- _What is required_: Locate every line in the records below that contains the word "szybkowarze", and copy each one.

§ §

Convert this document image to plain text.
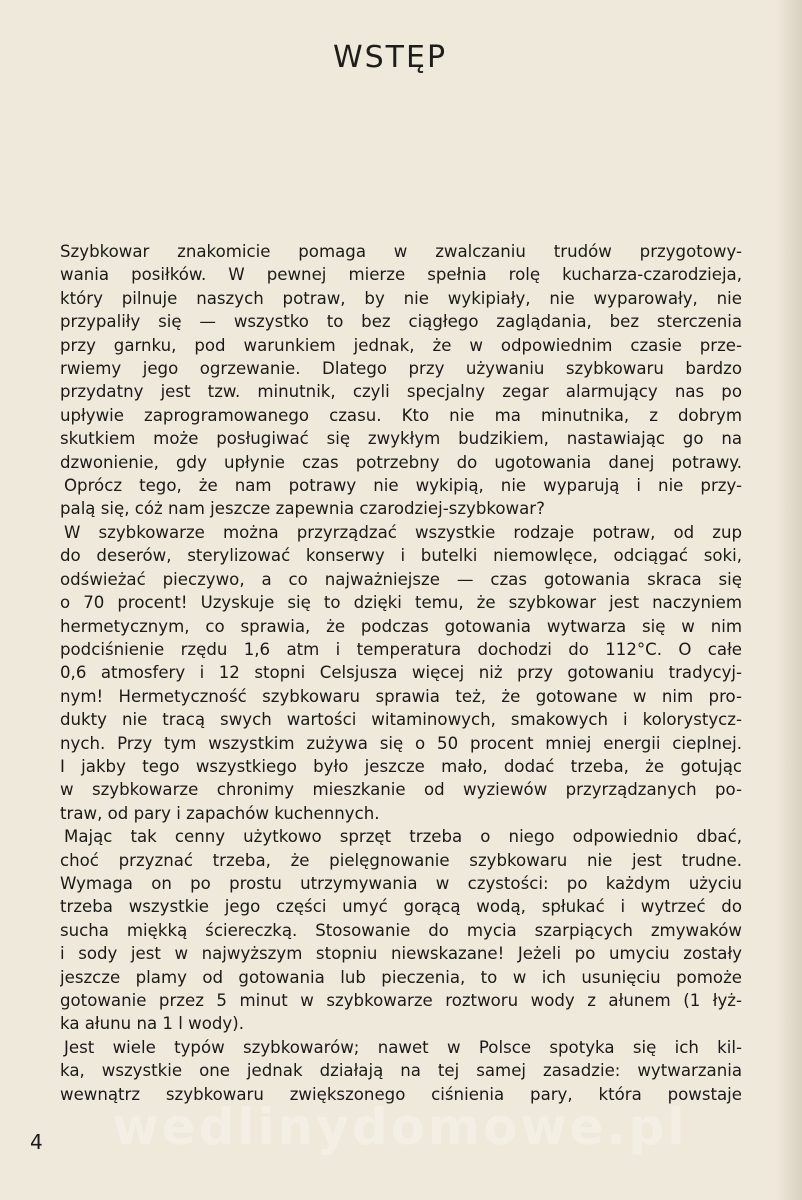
WSTĘP
Szybkowar znakomicie pomaga w zwalczaniu trudów przygotowy-
wania posiłków. W pewnej mierze spełnia rolę kucharza-czarodzieja,
który pilnuje naszych potraw, by nie wykipiały, nie wyparowały, nie
przypaliły się — wszystko to bez ciągłego zaglądania, bez sterczenia
przy garnku, pod warunkiem jednak, że w odpowiednim czasie prze-
rwiemy jego ogrzewanie. Dlatego przy używaniu szybkowaru bardzo
przydatny jest tzw. minutnik, czyli specjalny zegar alarmujący nas po
upływie zaprogramowanego czasu. Kto nie ma minutnika, z dobrym
skutkiem może posługiwać się zwykłym budzikiem, nastawiając go na
dzwonienie, gdy upłynie czas potrzebny do ugotowania danej potrawy.
Oprócz tego, że nam potrawy nie wykipią, nie wyparują i nie przy-
palą się, cóż nam jeszcze zapewnia czarodziej-szybkowar?
W szybkowarze można przyrządzać wszystkie rodzaje potraw, od zup
do deserów, sterylizować konserwy i butelki niemowlęce, odciągać soki,
odświeżać pieczywo, a co najważniejsze — czas gotowania skraca się
o 70 procent! Uzyskuje się to dzięki temu, że szybkowar jest naczyniem
hermetycznym, co sprawia, że podczas gotowania wytwarza się w nim
podciśnienie rzędu 1,6 atm i temperatura dochodzi do 112°C. O całe
0,6 atmosfery i 12 stopni Celsjusza więcej niż przy gotowaniu tradycyj-
nym! Hermetyczność szybkowaru sprawia też, że gotowane w nim pro-
dukty nie tracą swych wartości witaminowych, smakowych i kolorystycz-
nych. Przy tym wszystkim zużywa się o 50 procent mniej energii cieplnej.
I jakby tego wszystkiego było jeszcze mało, dodać trzeba, że gotując
w szybkowarze chronimy mieszkanie od wyziewów przyrządzanych po-
traw, od pary i zapachów kuchennych.
Mając tak cenny użytkowo sprzęt trzeba o niego odpowiednio dbać,
choć przyznać trzeba, że pielęgnowanie szybkowaru nie jest trudne.
Wymaga on po prostu utrzymywania w czystości: po każdym użyciu
trzeba wszystkie jego części umyć gorącą wodą, spłukać i wytrzeć do
sucha miękką ściereczką. Stosowanie do mycia szarpiących zmywaków
i sody jest w najwyższym stopniu niewskazane! Jeżeli po umyciu zostały
jeszcze plamy od gotowania lub pieczenia, to w ich usunięciu pomoże
gotowanie przez 5 minut w szybkowarze roztworu wody z ałunem (1 łyż-
ka ałunu na 1 l wody).
Jest wiele typów szybkowarów; nawet w Polsce spotyka się ich kil-
ka, wszystkie one jednak działają na tej samej zasadzie: wytwarzania
wewnątrz szybkowaru zwiększonego ciśnienia pary, która powstaje

wedlinydomowe.pl

4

§ §

- _Result for this task_:
W szybkowarze można przyrządzać wszystkie rodzaje potraw, od zup
w szybkowarze chronimy mieszkanie od wyziewów przyrządzanych po-
gotowanie przez 5 minut w szybkowarze roztworu wody z ałunem (1 łyż-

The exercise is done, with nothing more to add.